*Problem*
Output each line of the material exactly as it stands.

*Working data*

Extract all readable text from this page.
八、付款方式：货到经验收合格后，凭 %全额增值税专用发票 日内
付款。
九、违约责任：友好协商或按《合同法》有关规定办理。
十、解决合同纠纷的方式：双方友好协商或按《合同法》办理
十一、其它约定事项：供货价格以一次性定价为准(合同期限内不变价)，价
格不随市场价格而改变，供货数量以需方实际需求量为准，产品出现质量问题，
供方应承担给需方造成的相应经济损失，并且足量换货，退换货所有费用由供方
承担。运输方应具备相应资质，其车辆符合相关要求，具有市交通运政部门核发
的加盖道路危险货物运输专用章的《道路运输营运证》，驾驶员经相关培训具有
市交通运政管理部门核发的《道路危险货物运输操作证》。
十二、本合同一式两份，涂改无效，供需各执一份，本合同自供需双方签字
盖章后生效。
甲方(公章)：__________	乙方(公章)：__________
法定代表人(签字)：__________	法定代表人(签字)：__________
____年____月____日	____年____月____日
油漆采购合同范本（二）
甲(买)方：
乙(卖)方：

*Exercise solution*
Extract all readable text from this page.
八、付款方式：货到经验收合格后，凭 %全额增值税专用发票 日内
付款。
九、违约责任：友好协商或按《合同法》有关规定办理。
十、解决合同纠纷的方式：双方友好协商或按《合同法》办理
十一、其它约定事项：供货价格以一次性定价为准(合同期限内不变价)，价
格不随市场价格而改变，供货数量以需方实际需求量为准，产品出现质量问题，
供方应承担给需方造成的相应经济损失，并且足量换货，退换货所有费用由供方
承担。运输方应具备相应资质，其车辆符合相关要求，具有市交通运政部门核发
的加盖道路危险货物运输专用章的《道路运输营运证》，驾驶员经相关培训具有
市交通运政管理部门核发的《道路危险货物运输操作证》。
十二、本合同一式两份，涂改无效，供需各执一份，本合同自供需双方签字
盖章后生效。
甲方(公章)：__________	乙方(公章)：__________
法定代表人(签字)：__________	法定代表人(签字)：__________
____年____月____日	____年____月____日
油漆采购合同范本（二）
甲(买)方：
乙(卖)方：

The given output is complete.